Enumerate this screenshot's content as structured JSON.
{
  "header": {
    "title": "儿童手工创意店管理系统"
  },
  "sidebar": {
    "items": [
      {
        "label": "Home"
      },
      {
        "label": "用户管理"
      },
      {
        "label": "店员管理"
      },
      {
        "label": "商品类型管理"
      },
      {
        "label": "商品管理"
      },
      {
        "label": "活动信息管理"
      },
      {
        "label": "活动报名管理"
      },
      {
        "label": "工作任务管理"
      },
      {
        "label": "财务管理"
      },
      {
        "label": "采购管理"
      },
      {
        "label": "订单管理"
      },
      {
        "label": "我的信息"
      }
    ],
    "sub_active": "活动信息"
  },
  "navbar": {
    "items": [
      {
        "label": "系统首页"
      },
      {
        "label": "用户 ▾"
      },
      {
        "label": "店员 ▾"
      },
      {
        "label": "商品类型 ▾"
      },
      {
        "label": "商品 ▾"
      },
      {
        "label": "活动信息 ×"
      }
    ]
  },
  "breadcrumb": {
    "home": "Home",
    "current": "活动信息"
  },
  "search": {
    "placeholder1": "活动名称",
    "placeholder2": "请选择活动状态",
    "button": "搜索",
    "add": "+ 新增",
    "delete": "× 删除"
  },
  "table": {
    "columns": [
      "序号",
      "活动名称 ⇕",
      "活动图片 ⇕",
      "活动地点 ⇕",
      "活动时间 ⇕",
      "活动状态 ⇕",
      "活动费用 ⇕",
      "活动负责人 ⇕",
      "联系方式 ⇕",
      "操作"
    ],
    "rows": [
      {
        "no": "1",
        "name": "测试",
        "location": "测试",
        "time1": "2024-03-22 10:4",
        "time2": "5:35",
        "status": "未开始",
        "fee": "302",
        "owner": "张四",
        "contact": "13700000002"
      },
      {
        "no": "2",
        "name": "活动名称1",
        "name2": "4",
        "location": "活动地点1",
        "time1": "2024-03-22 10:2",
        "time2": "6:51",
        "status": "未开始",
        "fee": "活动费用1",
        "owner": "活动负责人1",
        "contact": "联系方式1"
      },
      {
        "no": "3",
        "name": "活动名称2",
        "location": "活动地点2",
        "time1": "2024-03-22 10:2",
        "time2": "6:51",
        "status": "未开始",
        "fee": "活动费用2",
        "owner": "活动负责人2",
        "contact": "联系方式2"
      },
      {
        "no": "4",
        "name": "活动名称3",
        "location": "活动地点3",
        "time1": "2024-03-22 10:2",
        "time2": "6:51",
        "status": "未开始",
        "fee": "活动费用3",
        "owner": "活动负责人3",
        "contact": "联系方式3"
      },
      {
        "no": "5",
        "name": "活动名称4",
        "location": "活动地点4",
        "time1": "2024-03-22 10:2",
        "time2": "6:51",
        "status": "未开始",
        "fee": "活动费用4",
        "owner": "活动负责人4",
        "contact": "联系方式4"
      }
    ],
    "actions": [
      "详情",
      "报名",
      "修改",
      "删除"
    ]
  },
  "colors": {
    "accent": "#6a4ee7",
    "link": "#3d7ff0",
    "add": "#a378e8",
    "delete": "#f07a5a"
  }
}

#####

To be done: Return the material in full, exactly as shown.

Result of the task:
Enumerate this screenshot's content as structured JSON.
{
  "header": {
    "title": "儿童手工创意店管理系统"
  },
  "sidebar": {
    "items": [
      {
        "label": "Home"
      },
      {
        "label": "用户管理"
      },
      {
        "label": "店员管理"
      },
      {
        "label": "商品类型管理"
      },
      {
        "label": "商品管理"
      },
      {
        "label": "活动信息管理"
      },
      {
        "label": "活动报名管理"
      },
      {
        "label": "工作任务管理"
      },
      {
        "label": "财务管理"
      },
      {
        "label": "采购管理"
      },
      {
        "label": "订单管理"
      },
      {
        "label": "我的信息"
      }
    ],
    "sub_active": "活动信息"
  },
  "navbar": {
    "items": [
      {
        "label": "系统首页"
      },
      {
        "label": "用户 ▾"
      },
      {
        "label": "店员 ▾"
      },
      {
        "label": "商品类型 ▾"
      },
      {
        "label": "商品 ▾"
      },
      {
        "label": "活动信息 ×"
      }
    ]
  },
  "breadcrumb": {
    "home": "Home",
    "current": "活动信息"
  },
  "search": {
    "placeholder1": "活动名称",
    "placeholder2": "请选择活动状态",
    "button": "搜索",
    "add": "+ 新增",
    "delete": "× 删除"
  },
  "table": {
    "columns": [
      "序号",
      "活动名称 ⇕",
      "活动图片 ⇕",
      "活动地点 ⇕",
      "活动时间 ⇕",
      "活动状态 ⇕",
      "活动费用 ⇕",
      "活动负责人 ⇕",
      "联系方式 ⇕",
      "操作"
    ],
    "rows": [
      {
        "no": "1",
        "name": "测试",
        "location": "测试",
        "time1": "2024-03-22 10:4",
        "time2": "5:35",
        "status": "未开始",
        "fee": "302",
        "owner": "张四",
        "contact": "13700000002"
      },
      {
        "no": "2",
        "name": "活动名称1",
        "name2": "4",
        "location": "活动地点1",
        "time1": "2024-03-22 10:2",
        "time2": "6:51",
        "status": "未开始",
        "fee": "活动费用1",
        "owner": "活动负责人1",
        "contact": "联系方式1"
      },
      {
        "no": "3",
        "name": "活动名称2",
        "location": "活动地点2",
        "time1": "2024-03-22 10:2",
        "time2": "6:51",
        "status": "未开始",
        "fee": "活动费用2",
        "owner": "活动负责人2",
        "contact": "联系方式2"
      },
      {
        "no": "4",
        "name": "活动名称3",
        "location": "活动地点3",
        "time1": "2024-03-22 10:2",
        "time2": "6:51",
        "status": "未开始",
        "fee": "活动费用3",
        "owner": "活动负责人3",
        "contact": "联系方式3"
      },
      {
        "no": "5",
        "name": "活动名称4",
        "location": "活动地点4",
        "time1": "2024-03-22 10:2",
        "time2": "6:51",
        "status": "未开始",
        "fee": "活动费用4",
        "owner": "活动负责人4",
        "contact": "联系方式4"
      }
    ],
    "actions": [
      "详情",
      "报名",
      "修改",
      "删除"
    ]
  },
  "colors": {
    "accent": "#6a4ee7",
    "link": "#3d7ff0",
    "add": "#a378e8",
    "delete": "#f07a5a"
  }
}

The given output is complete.